STATED PROBLEM: Output nothing but the number of lines that include the word "JSON".

Dataset rows:
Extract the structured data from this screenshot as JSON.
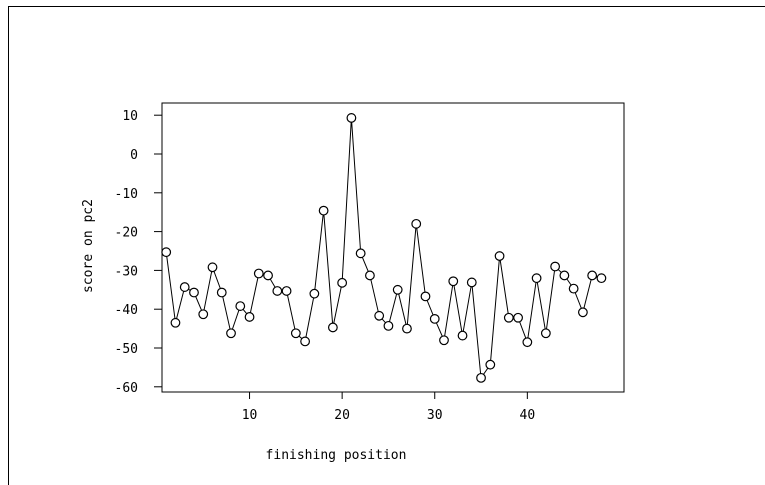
{
  "chart_data": {
    "type": "line",
    "title": "",
    "xlabel": "finishing position",
    "ylabel": "score on pc2",
    "xlim": [
      0,
      50
    ],
    "ylim": [
      -60,
      10
    ],
    "xticks": [
      10,
      20,
      30,
      40
    ],
    "yticks": [
      10,
      0,
      -10,
      -20,
      -30,
      -40,
      -50,
      -60
    ],
    "grid": false,
    "markers": "open-circle",
    "series": [
      {
        "name": "",
        "x": [
          1,
          2,
          3,
          4,
          5,
          6,
          7,
          8,
          9,
          10,
          11,
          12,
          13,
          14,
          15,
          16,
          17,
          18,
          19,
          20,
          21,
          22,
          23,
          24,
          25,
          26,
          27,
          28,
          29,
          30,
          31,
          32,
          33,
          34,
          35,
          36,
          37,
          38,
          39,
          40,
          41,
          42,
          43,
          44,
          45,
          46,
          47,
          48
        ],
        "y": [
          -25.3,
          -43.5,
          -34.3,
          -35.7,
          -41.3,
          -29.2,
          -35.7,
          -46.2,
          -39.2,
          -42.0,
          -30.8,
          -31.3,
          -35.3,
          -35.3,
          -46.2,
          -48.3,
          -36.0,
          -14.6,
          -44.7,
          -33.2,
          9.3,
          -25.6,
          -31.3,
          -41.7,
          -44.3,
          -35.0,
          -45.0,
          -18.0,
          -36.7,
          -42.5,
          -48.0,
          -32.8,
          -46.8,
          -33.1,
          -57.7,
          -54.3,
          -26.3,
          -42.2,
          -42.2,
          -48.5,
          -32.0,
          -46.2,
          -29.0,
          -31.3,
          -34.7,
          -40.8,
          -31.3,
          -32.0
        ]
      }
    ]
  }
}
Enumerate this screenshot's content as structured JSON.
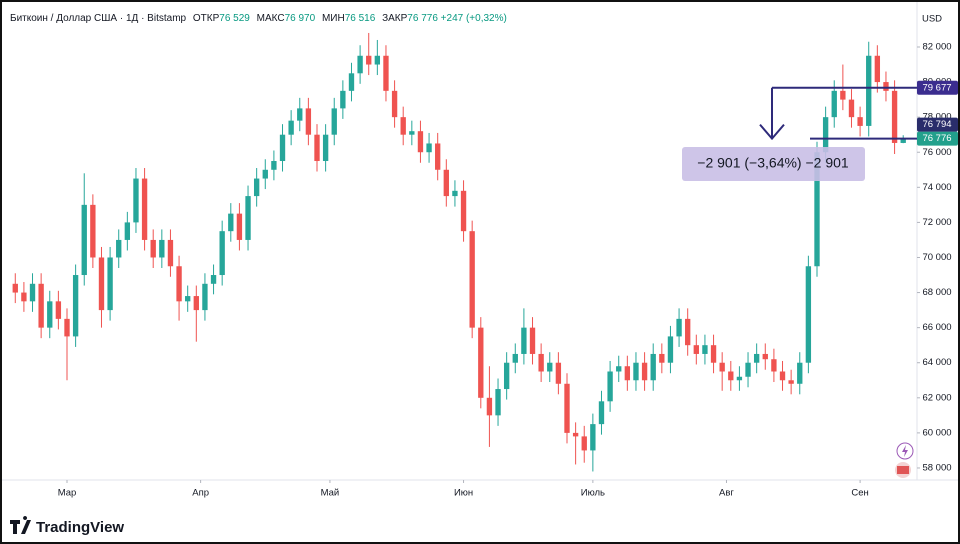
{
  "header": {
    "symbol": "Биткоин / Доллар США · 1Д · Bitstamp",
    "open_label": "ОТКР",
    "open": "76 529",
    "high_label": "МАКС",
    "high": "76 970",
    "low_label": "МИН",
    "low": "76 516",
    "close_label": "ЗАКР",
    "close": "76 776",
    "change": "+247 (+0,32%)",
    "currency": "USD"
  },
  "footer": {
    "brand": "TradingView"
  },
  "chart_data": {
    "type": "candlestick",
    "up_color": "#26a69a",
    "down_color": "#ef5350",
    "open": [
      68500,
      68000,
      67500,
      68500,
      66000,
      67500,
      66500,
      65500,
      69000,
      73000,
      70000,
      67000,
      70000,
      71000,
      72000,
      74500,
      71000,
      70000,
      71000,
      69500,
      67500,
      67800,
      67000,
      68500,
      69000,
      71500,
      72500,
      71000,
      73500,
      74500,
      75000,
      75500,
      77000,
      77800,
      78500,
      77000,
      75500,
      77000,
      78500,
      79500,
      80500,
      81500,
      81000,
      81500,
      79500,
      78000,
      77000,
      77200,
      76000,
      76500,
      75000,
      73500,
      73800,
      71500,
      66000,
      62000,
      61000,
      62500,
      64000,
      64500,
      66000,
      64500,
      63500,
      64000,
      62800,
      60000,
      59800,
      59000,
      60500,
      61800,
      63500,
      63800,
      63000,
      64000,
      63000,
      64500,
      64000,
      65500,
      66500,
      65000,
      64500,
      65000,
      64000,
      63500,
      63000,
      63200,
      64000,
      64500,
      64200,
      63500,
      63000,
      62800,
      64000,
      69500,
      76000,
      78000,
      79500,
      79000,
      78000,
      77500,
      81500,
      80000,
      79500,
      76529
    ],
    "high": [
      69100,
      68600,
      69100,
      69100,
      68100,
      68100,
      67100,
      69600,
      74800,
      73600,
      70600,
      70600,
      71600,
      72600,
      75100,
      75100,
      71600,
      71600,
      71600,
      70100,
      68400,
      68400,
      69100,
      69600,
      72100,
      73100,
      73100,
      74100,
      75100,
      75600,
      76100,
      77600,
      78400,
      79100,
      79100,
      77600,
      77600,
      79100,
      80100,
      81100,
      82100,
      82800,
      82400,
      82100,
      80100,
      78600,
      77800,
      77800,
      77100,
      77100,
      75600,
      74400,
      74400,
      72100,
      66600,
      63800,
      63100,
      64600,
      65100,
      67100,
      66600,
      65100,
      64600,
      64600,
      63400,
      60600,
      60400,
      61100,
      62400,
      64100,
      64400,
      64400,
      64600,
      64600,
      65100,
      65100,
      66100,
      67100,
      67100,
      65600,
      65600,
      65600,
      64600,
      64100,
      63800,
      64600,
      65100,
      65100,
      64800,
      64100,
      63600,
      64600,
      70100,
      76600,
      78600,
      80100,
      81000,
      79600,
      78600,
      82300,
      82100,
      80600,
      80100,
      76970
    ],
    "low": [
      67400,
      66900,
      66900,
      65400,
      65400,
      65900,
      63000,
      64900,
      68400,
      69400,
      66000,
      66400,
      69400,
      70400,
      71400,
      70400,
      69400,
      69400,
      68900,
      66400,
      66900,
      65200,
      66400,
      67900,
      68400,
      70900,
      70400,
      70400,
      72900,
      73900,
      74400,
      74900,
      76400,
      77200,
      76400,
      74900,
      74900,
      76400,
      77900,
      78900,
      79900,
      80400,
      80400,
      78900,
      77400,
      76400,
      76400,
      75400,
      75400,
      74400,
      72900,
      72900,
      70900,
      65400,
      61400,
      59200,
      60400,
      61900,
      63400,
      63900,
      63900,
      62900,
      62900,
      62200,
      59400,
      58200,
      58300,
      57800,
      59900,
      61200,
      62900,
      62400,
      62400,
      62400,
      62400,
      63400,
      63400,
      64900,
      64400,
      63900,
      63900,
      63400,
      62400,
      62400,
      62400,
      62600,
      63400,
      63600,
      62900,
      62400,
      62200,
      62200,
      63400,
      68900,
      75400,
      77400,
      78400,
      77400,
      76900,
      76900,
      79400,
      78900,
      75900,
      76516
    ],
    "close": [
      68000,
      67500,
      68500,
      66000,
      67500,
      66500,
      65500,
      69000,
      73000,
      70000,
      67000,
      70000,
      71000,
      72000,
      74500,
      71000,
      70000,
      71000,
      69500,
      67500,
      67800,
      67000,
      68500,
      69000,
      71500,
      72500,
      71000,
      73500,
      74500,
      75000,
      75500,
      77000,
      77800,
      78500,
      77000,
      75500,
      77000,
      78500,
      79500,
      80500,
      81500,
      81000,
      81500,
      79500,
      78000,
      77000,
      77200,
      76000,
      76500,
      75000,
      73500,
      73800,
      71500,
      66000,
      62000,
      61000,
      62500,
      64000,
      64500,
      66000,
      64500,
      63500,
      64000,
      62800,
      60000,
      59800,
      59000,
      60500,
      61800,
      63500,
      63800,
      63000,
      64000,
      63000,
      64500,
      64000,
      65500,
      66500,
      65000,
      64500,
      65000,
      64000,
      63500,
      63000,
      63200,
      64000,
      64500,
      64200,
      63500,
      63000,
      62800,
      64000,
      69500,
      76000,
      78000,
      79500,
      79000,
      78000,
      77500,
      81500,
      80000,
      79500,
      76529,
      76776
    ],
    "xlim": [
      -1.54,
      104.6
    ],
    "xticks": [
      {
        "value": 6,
        "label": "Мар"
      },
      {
        "value": 21.5,
        "label": "Апр"
      },
      {
        "value": 36.5,
        "label": "Май"
      },
      {
        "value": 52,
        "label": "Июн"
      },
      {
        "value": 67,
        "label": "Июль"
      },
      {
        "value": 82.5,
        "label": "Авг"
      },
      {
        "value": 98,
        "label": "Сен"
      }
    ],
    "ylim": [
      57314,
      84565
    ],
    "yticks": [
      {
        "value": 58000,
        "label": "58 000"
      },
      {
        "value": 60000,
        "label": "60 000"
      },
      {
        "value": 62000,
        "label": "62 000"
      },
      {
        "value": 64000,
        "label": "64 000"
      },
      {
        "value": 66000,
        "label": "66 000"
      },
      {
        "value": 68000,
        "label": "68 000"
      },
      {
        "value": 70000,
        "label": "70 000"
      },
      {
        "value": 72000,
        "label": "72 000"
      },
      {
        "value": 74000,
        "label": "74 000"
      },
      {
        "value": 76000,
        "label": "76 000"
      },
      {
        "value": 78000,
        "label": "78 000"
      },
      {
        "value": 80000,
        "label": "80 000"
      },
      {
        "value": 82000,
        "label": "82 000"
      }
    ],
    "price_labels": [
      {
        "value": 79677,
        "label": "79 677",
        "color": "#3b2d8f"
      },
      {
        "value": 76794,
        "label": "76 794",
        "color": "#2a2d6b"
      },
      {
        "value": 76776,
        "label": "76 776",
        "color": "#22a08c"
      }
    ],
    "measure": {
      "from": 79677,
      "to": 76776,
      "label": "−2 901 (−3,64%) −2 901"
    }
  }
}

RESPONSE TO THE TASK: 2